Problem to work on. Retype every item below, line by line, without altering a single character.

Exercise materials.
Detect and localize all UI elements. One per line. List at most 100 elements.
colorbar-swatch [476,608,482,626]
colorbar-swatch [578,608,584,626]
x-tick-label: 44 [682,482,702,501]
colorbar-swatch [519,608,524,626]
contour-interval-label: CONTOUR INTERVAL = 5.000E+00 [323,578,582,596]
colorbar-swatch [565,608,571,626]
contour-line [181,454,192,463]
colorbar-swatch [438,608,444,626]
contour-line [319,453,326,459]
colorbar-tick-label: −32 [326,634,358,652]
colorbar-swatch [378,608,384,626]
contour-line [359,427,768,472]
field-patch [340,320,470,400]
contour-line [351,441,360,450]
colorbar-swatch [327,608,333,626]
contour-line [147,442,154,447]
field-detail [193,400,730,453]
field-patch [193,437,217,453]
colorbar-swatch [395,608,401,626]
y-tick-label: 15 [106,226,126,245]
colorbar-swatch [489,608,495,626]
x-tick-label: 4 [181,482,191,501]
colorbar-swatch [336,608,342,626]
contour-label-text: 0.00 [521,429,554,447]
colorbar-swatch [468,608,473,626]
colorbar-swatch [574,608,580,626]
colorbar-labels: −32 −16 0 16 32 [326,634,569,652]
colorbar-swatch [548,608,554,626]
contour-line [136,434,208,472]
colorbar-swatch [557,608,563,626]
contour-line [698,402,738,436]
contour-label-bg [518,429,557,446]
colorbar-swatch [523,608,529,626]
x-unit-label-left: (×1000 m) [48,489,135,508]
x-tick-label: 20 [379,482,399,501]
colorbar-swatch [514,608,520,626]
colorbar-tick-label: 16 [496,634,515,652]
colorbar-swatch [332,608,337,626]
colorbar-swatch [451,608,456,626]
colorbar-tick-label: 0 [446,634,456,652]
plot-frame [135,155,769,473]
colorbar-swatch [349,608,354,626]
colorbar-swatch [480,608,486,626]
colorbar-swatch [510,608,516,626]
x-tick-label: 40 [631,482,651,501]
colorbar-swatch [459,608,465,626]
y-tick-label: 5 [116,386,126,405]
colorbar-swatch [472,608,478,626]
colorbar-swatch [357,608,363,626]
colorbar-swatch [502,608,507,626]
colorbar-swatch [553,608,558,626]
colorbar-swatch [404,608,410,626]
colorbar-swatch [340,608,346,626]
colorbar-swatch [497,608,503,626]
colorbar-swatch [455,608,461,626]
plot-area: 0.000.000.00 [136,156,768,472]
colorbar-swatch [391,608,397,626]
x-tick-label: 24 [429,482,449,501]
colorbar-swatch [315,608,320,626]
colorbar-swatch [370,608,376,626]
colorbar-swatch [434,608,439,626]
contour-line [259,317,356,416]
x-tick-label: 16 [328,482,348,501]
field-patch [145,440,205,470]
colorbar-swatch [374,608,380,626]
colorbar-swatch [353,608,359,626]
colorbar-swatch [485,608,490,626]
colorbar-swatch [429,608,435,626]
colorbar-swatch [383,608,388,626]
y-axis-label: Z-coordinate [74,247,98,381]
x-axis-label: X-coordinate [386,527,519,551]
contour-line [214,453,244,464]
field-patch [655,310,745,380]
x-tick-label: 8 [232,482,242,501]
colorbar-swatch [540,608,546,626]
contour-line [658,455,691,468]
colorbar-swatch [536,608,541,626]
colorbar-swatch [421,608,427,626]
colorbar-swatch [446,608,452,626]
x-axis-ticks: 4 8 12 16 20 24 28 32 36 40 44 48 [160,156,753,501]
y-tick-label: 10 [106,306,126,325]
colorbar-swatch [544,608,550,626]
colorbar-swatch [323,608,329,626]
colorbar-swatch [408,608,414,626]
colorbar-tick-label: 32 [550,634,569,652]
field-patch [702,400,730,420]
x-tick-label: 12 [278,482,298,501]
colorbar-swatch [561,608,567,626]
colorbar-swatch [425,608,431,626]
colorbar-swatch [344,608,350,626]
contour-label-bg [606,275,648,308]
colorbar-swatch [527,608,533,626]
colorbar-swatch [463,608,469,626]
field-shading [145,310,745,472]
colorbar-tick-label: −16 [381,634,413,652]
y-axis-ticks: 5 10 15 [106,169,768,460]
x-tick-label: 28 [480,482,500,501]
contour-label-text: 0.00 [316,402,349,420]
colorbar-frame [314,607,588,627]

The answer.
Detect and localize all UI elements. One per line. List at most 100 elements.
colorbar-swatch [476,608,482,626]
colorbar-swatch [578,608,584,626]
x-tick-label: 44 [682,482,702,501]
colorbar-swatch [519,608,524,626]
contour-interval-label: CONTOUR INTERVAL = 5.000E+00 [323,578,582,596]
colorbar-swatch [565,608,571,626]
contour-line [181,454,192,463]
colorbar-swatch [438,608,444,626]
contour-line [319,453,326,459]
colorbar-tick-label: −32 [326,634,358,652]
colorbar-swatch [378,608,384,626]
contour-line [359,427,768,472]
field-patch [340,320,470,400]
contour-line [351,441,360,450]
colorbar-swatch [327,608,333,626]
contour-line [147,442,154,447]
field-detail [193,400,730,453]
field-patch [193,437,217,453]
colorbar-swatch [395,608,401,626]
y-tick-label: 15 [106,226,126,245]
colorbar-swatch [489,608,495,626]
x-tick-label: 4 [181,482,191,501]
colorbar-swatch [336,608,342,626]
contour-label-text: 0.00 [521,429,554,447]
colorbar-swatch [468,608,473,626]
colorbar-swatch [574,608,580,626]
colorbar-labels: −32 −16 0 16 32 [326,634,569,652]
colorbar-swatch [548,608,554,626]
contour-line [136,434,208,472]
colorbar-swatch [557,608,563,626]
contour-line [698,402,738,436]
contour-label-bg [518,429,557,446]
colorbar-swatch [523,608,529,626]
x-unit-label-left: (×1000 m) [48,489,135,508]
x-tick-label: 20 [379,482,399,501]
colorbar-swatch [514,608,520,626]
colorbar-tick-label: 16 [496,634,515,652]
colorbar-swatch [332,608,337,626]
colorbar-swatch [451,608,456,626]
colorbar-tick-label: 0 [446,634,456,652]
plot-frame [135,155,769,473]
colorbar-swatch [349,608,354,626]
colorbar-swatch [480,608,486,626]
colorbar-swatch [510,608,516,626]
x-tick-label: 40 [631,482,651,501]
colorbar-swatch [459,608,465,626]
y-tick-label: 5 [116,386,126,405]
colorbar-swatch [472,608,478,626]
colorbar-swatch [357,608,363,626]
colorbar-swatch [502,608,507,626]
colorbar-swatch [553,608,558,626]
colorbar-swatch [404,608,410,626]
colorbar-swatch [340,608,346,626]
colorbar-swatch [497,608,503,626]
colorbar-swatch [455,608,461,626]
plot-area: 0.000.000.00 [136,156,768,472]
colorbar-swatch [391,608,397,626]
x-tick-label: 24 [429,482,449,501]
colorbar-swatch [315,608,320,626]
colorbar-swatch [370,608,376,626]
colorbar-swatch [434,608,439,626]
contour-line [259,317,356,416]
x-tick-label: 16 [328,482,348,501]
field-patch [145,440,205,470]
colorbar-swatch [374,608,380,626]
colorbar-swatch [353,608,359,626]
colorbar-swatch [485,608,490,626]
colorbar-swatch [429,608,435,626]
colorbar-swatch [383,608,388,626]
y-axis-label: Z-coordinate [74,247,98,381]
x-axis-label: X-coordinate [386,527,519,551]
contour-line [214,453,244,464]
field-patch [655,310,745,380]
x-tick-label: 8 [232,482,242,501]
colorbar-swatch [540,608,546,626]
contour-line [658,455,691,468]
colorbar-swatch [536,608,541,626]
colorbar-swatch [421,608,427,626]
colorbar-swatch [446,608,452,626]
x-axis-ticks: 4 8 12 16 20 24 28 32 36 40 44 48 [160,156,753,501]
y-tick-label: 10 [106,306,126,325]
colorbar-swatch [544,608,550,626]
colorbar-swatch [323,608,329,626]
colorbar-swatch [408,608,414,626]
colorbar-tick-label: 32 [550,634,569,652]
field-patch [702,400,730,420]
x-tick-label: 12 [278,482,298,501]
colorbar-swatch [561,608,567,626]
colorbar-swatch [425,608,431,626]
colorbar-swatch [344,608,350,626]
contour-label-bg [606,275,648,308]
colorbar-swatch [527,608,533,626]
colorbar-swatch [463,608,469,626]
field-shading [145,310,745,472]
colorbar-tick-label: −16 [381,634,413,652]
y-axis-ticks: 5 10 15 [106,169,768,460]
x-tick-label: 28 [480,482,500,501]
contour-label-text: 0.00 [316,402,349,420]
colorbar-frame [314,607,588,627]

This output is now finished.